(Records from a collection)
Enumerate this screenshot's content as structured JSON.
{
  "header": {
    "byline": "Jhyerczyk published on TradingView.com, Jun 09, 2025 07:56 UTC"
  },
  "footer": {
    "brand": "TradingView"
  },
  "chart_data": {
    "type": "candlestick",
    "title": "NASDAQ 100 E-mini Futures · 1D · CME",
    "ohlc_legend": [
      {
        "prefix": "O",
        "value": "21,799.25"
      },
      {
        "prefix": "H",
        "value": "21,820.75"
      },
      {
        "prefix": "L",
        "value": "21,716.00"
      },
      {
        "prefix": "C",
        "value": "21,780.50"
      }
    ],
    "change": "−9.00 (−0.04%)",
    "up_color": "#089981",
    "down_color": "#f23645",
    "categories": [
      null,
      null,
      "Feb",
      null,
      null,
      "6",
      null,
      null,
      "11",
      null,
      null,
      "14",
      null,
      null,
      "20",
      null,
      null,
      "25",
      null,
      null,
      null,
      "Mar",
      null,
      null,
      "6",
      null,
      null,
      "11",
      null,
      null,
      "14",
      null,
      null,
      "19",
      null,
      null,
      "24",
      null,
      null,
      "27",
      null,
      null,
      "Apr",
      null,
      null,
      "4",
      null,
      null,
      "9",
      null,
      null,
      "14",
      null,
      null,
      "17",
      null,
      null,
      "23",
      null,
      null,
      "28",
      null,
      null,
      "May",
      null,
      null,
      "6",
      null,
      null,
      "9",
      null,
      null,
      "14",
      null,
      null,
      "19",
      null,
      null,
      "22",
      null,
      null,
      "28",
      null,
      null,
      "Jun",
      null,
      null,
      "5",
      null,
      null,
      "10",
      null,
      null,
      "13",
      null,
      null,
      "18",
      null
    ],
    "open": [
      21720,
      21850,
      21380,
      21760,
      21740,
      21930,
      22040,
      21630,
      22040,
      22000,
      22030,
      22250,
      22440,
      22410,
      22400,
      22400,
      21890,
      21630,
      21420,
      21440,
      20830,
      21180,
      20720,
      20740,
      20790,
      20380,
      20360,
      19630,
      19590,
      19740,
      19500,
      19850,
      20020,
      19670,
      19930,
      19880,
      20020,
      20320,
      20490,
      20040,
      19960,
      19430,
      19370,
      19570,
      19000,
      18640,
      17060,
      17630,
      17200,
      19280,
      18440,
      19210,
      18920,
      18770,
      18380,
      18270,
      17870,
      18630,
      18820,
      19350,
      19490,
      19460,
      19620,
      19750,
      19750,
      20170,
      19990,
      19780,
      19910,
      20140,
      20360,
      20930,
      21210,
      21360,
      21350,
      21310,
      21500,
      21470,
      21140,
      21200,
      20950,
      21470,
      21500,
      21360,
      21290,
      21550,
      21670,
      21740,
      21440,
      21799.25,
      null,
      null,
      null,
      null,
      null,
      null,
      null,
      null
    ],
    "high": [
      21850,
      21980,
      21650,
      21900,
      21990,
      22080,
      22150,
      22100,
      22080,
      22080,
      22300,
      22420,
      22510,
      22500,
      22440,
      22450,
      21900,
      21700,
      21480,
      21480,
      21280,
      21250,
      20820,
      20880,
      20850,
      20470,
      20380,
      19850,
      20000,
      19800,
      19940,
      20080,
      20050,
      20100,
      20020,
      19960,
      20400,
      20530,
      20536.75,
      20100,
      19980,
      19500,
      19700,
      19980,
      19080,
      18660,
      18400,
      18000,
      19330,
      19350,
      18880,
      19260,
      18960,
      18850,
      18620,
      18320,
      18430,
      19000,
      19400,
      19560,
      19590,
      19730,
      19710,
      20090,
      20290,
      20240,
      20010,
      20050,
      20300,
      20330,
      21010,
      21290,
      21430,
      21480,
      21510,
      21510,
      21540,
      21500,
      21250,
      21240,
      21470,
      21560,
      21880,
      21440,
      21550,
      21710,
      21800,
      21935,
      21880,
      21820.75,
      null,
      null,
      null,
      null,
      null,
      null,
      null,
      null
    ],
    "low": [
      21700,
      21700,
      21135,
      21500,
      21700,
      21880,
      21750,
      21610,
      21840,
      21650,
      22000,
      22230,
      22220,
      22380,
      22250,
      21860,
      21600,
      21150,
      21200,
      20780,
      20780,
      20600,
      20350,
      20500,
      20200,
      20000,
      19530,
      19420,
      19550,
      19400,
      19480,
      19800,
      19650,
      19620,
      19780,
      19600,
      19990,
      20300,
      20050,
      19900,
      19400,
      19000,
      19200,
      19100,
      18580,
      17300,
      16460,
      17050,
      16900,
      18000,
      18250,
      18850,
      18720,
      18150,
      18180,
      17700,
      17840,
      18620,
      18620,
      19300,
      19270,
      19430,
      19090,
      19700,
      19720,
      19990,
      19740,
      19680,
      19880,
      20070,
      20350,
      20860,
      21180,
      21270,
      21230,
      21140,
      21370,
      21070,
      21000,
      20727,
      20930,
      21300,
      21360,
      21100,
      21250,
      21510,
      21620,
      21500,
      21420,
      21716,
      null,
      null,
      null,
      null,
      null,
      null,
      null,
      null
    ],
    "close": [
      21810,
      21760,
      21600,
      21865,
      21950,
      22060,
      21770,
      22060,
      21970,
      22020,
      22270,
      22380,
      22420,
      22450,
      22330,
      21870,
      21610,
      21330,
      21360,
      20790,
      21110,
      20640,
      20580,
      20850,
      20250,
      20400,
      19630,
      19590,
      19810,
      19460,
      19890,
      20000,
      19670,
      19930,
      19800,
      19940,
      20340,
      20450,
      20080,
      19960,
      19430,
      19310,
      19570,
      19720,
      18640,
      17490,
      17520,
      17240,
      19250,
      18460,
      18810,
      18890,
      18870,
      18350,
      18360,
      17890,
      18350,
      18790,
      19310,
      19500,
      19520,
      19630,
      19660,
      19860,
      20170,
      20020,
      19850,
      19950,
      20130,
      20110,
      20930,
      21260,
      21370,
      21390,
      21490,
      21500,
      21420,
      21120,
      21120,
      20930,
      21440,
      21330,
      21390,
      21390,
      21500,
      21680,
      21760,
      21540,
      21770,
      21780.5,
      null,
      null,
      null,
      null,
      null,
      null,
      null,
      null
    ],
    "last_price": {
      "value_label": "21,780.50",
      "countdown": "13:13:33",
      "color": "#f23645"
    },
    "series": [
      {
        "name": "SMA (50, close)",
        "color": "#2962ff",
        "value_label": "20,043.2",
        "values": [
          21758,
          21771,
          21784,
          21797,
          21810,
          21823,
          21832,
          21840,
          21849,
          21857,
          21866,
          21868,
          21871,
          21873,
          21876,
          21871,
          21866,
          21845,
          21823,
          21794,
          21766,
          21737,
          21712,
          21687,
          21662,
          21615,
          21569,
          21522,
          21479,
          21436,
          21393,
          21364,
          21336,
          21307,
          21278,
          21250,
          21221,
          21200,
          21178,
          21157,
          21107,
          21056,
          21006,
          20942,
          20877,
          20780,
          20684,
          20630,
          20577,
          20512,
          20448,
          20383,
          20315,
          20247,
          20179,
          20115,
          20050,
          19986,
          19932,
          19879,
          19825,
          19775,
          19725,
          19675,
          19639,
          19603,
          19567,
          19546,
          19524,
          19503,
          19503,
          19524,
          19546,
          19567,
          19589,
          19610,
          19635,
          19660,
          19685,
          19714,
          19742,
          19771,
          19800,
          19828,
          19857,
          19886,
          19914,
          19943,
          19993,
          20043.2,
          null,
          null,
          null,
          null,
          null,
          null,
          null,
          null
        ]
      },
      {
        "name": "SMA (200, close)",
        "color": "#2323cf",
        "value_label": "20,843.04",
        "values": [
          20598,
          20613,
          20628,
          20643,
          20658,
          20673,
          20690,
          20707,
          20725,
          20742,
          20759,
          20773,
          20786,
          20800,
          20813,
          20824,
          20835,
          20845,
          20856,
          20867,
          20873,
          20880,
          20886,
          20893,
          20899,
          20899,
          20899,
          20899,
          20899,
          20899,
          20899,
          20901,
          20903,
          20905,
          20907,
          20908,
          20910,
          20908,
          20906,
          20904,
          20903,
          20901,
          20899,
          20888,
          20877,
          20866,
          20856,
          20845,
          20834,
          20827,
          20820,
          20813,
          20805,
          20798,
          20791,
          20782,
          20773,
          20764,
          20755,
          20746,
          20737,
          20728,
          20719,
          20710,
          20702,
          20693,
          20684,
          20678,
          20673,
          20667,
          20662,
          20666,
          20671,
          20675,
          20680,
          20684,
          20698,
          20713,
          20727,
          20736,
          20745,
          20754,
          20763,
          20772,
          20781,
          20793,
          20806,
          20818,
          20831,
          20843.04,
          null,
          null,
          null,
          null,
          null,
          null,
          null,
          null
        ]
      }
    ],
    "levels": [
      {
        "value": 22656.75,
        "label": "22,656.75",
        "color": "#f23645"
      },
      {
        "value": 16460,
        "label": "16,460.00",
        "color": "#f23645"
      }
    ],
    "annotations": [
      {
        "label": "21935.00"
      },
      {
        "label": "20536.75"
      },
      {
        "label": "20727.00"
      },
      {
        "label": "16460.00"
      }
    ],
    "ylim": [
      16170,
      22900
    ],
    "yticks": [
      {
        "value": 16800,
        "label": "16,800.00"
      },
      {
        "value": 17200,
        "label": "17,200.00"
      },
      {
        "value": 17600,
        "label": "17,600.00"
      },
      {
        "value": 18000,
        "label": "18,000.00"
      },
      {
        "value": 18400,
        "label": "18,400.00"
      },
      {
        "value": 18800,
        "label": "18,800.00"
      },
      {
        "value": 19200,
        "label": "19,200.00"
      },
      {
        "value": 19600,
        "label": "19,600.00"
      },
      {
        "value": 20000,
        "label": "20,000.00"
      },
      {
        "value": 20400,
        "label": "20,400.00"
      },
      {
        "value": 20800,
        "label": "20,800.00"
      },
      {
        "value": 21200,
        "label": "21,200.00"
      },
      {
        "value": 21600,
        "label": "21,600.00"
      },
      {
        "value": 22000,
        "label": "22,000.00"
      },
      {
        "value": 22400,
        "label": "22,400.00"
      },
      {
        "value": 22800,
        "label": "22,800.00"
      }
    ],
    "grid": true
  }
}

▸ What is needed
Of all the lines in the entries, how many contain the word "TradingView"? Give only the number.

▸ Exercise answer
2